Records provided:
** begin **

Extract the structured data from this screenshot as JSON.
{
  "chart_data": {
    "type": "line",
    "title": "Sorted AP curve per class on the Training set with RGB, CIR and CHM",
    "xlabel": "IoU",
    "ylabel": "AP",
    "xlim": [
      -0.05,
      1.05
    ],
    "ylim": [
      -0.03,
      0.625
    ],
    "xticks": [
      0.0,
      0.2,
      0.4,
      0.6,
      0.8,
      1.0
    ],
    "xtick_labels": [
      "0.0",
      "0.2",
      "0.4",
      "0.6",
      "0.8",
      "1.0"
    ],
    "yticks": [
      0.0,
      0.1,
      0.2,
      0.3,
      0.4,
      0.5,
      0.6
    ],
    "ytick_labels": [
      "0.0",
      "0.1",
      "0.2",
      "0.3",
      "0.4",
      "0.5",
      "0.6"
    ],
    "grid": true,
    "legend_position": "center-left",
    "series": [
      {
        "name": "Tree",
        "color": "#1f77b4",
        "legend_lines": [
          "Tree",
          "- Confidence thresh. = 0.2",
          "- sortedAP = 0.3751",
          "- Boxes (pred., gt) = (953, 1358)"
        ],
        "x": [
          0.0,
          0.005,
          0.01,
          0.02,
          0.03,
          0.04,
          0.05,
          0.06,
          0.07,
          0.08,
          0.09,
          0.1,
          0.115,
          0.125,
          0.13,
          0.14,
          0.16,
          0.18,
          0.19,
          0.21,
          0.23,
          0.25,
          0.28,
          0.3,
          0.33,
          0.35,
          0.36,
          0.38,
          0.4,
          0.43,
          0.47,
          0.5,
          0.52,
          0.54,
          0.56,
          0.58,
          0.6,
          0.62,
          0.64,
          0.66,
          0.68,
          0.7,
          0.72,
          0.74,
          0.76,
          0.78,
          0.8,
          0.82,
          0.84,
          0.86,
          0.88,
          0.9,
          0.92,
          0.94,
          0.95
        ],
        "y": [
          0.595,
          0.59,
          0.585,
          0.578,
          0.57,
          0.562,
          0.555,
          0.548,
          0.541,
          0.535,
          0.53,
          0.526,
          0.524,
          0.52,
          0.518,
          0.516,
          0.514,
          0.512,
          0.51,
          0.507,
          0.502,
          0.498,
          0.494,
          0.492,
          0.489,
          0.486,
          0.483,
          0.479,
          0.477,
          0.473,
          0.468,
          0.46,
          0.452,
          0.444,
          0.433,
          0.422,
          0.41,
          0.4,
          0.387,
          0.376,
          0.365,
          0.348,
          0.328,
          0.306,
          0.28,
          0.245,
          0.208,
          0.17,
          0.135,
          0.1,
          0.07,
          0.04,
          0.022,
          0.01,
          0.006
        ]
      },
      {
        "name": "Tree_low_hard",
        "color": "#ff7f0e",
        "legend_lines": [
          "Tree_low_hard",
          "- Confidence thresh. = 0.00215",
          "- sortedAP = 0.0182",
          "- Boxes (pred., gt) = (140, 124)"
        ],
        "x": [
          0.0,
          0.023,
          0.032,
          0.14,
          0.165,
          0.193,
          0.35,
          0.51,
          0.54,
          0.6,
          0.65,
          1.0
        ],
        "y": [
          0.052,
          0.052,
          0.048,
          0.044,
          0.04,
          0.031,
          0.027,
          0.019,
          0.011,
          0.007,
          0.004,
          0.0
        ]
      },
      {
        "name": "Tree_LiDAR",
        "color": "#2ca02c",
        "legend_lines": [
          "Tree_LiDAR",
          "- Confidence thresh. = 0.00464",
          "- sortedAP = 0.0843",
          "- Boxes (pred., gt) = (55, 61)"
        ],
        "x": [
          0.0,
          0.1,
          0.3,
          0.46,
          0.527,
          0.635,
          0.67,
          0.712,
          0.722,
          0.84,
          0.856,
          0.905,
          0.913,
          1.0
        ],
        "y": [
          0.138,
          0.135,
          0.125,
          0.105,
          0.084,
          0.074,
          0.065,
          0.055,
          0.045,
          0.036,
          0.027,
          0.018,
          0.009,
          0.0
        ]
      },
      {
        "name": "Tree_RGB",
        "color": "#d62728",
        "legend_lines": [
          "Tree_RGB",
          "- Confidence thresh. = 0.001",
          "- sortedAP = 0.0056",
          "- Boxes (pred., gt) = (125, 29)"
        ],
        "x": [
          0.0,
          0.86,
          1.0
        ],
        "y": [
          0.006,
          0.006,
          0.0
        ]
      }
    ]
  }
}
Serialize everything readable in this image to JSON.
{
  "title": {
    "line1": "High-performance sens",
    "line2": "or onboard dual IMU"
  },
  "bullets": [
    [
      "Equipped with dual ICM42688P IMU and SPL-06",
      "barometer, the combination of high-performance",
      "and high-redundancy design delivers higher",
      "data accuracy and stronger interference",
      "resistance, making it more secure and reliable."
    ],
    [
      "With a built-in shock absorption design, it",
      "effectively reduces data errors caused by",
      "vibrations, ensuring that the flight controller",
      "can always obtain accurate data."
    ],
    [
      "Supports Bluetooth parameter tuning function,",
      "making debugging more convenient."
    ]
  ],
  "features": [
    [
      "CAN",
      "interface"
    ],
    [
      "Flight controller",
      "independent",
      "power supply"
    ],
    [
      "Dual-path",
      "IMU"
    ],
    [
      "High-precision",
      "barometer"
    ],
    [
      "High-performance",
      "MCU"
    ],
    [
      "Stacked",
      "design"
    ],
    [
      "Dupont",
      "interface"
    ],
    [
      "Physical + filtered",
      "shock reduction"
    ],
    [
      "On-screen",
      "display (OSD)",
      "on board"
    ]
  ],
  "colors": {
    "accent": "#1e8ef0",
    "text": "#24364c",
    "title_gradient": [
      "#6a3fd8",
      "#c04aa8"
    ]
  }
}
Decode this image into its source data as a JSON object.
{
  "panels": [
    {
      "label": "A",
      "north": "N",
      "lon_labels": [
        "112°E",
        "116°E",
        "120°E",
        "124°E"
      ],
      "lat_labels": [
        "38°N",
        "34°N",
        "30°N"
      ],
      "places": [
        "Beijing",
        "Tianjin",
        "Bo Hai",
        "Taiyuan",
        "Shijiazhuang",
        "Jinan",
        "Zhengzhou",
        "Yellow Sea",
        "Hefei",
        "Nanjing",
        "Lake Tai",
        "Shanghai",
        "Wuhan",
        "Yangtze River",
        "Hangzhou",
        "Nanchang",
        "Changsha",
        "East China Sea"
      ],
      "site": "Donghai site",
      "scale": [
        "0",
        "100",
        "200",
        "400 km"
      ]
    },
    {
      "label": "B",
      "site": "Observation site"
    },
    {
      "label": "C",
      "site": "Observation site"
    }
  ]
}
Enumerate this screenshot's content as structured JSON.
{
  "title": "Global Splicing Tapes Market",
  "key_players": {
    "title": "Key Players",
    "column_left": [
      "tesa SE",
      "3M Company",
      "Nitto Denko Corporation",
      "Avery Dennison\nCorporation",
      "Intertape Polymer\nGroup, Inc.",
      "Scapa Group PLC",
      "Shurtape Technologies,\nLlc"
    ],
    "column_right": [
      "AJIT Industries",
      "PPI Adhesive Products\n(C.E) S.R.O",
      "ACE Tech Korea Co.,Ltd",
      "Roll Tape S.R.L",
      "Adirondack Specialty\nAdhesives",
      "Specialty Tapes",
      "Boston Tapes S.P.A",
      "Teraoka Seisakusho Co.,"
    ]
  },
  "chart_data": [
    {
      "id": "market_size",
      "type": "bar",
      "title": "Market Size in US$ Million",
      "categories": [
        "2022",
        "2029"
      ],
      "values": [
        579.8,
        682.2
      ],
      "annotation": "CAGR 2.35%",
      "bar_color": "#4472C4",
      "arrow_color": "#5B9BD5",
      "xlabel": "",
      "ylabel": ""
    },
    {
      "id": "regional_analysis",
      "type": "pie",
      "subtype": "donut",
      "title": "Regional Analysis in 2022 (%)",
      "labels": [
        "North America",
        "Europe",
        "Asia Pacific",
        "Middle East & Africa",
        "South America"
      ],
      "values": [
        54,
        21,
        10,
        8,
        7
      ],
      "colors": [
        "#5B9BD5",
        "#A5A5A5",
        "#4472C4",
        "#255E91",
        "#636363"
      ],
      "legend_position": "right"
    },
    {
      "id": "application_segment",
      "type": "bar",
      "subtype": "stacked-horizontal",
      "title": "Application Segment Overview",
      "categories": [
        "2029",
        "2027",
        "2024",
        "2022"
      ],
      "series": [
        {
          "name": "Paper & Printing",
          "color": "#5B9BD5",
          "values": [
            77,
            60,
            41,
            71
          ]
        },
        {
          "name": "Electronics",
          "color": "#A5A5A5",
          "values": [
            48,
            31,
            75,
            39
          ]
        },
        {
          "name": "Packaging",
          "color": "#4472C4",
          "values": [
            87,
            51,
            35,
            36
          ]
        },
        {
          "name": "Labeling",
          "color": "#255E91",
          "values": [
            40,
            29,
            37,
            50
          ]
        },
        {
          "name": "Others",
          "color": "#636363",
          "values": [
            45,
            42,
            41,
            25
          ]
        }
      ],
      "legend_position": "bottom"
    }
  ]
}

** end **

Brief:
From the entries above, collect every line with the string "thresh" in it.

Solution:
          "- Confidence thresh. = 0.2",
          "- Confidence thresh. = 0.00215",
          "- Confidence thresh. = 0.00464",
          "- Confidence thresh. = 0.001",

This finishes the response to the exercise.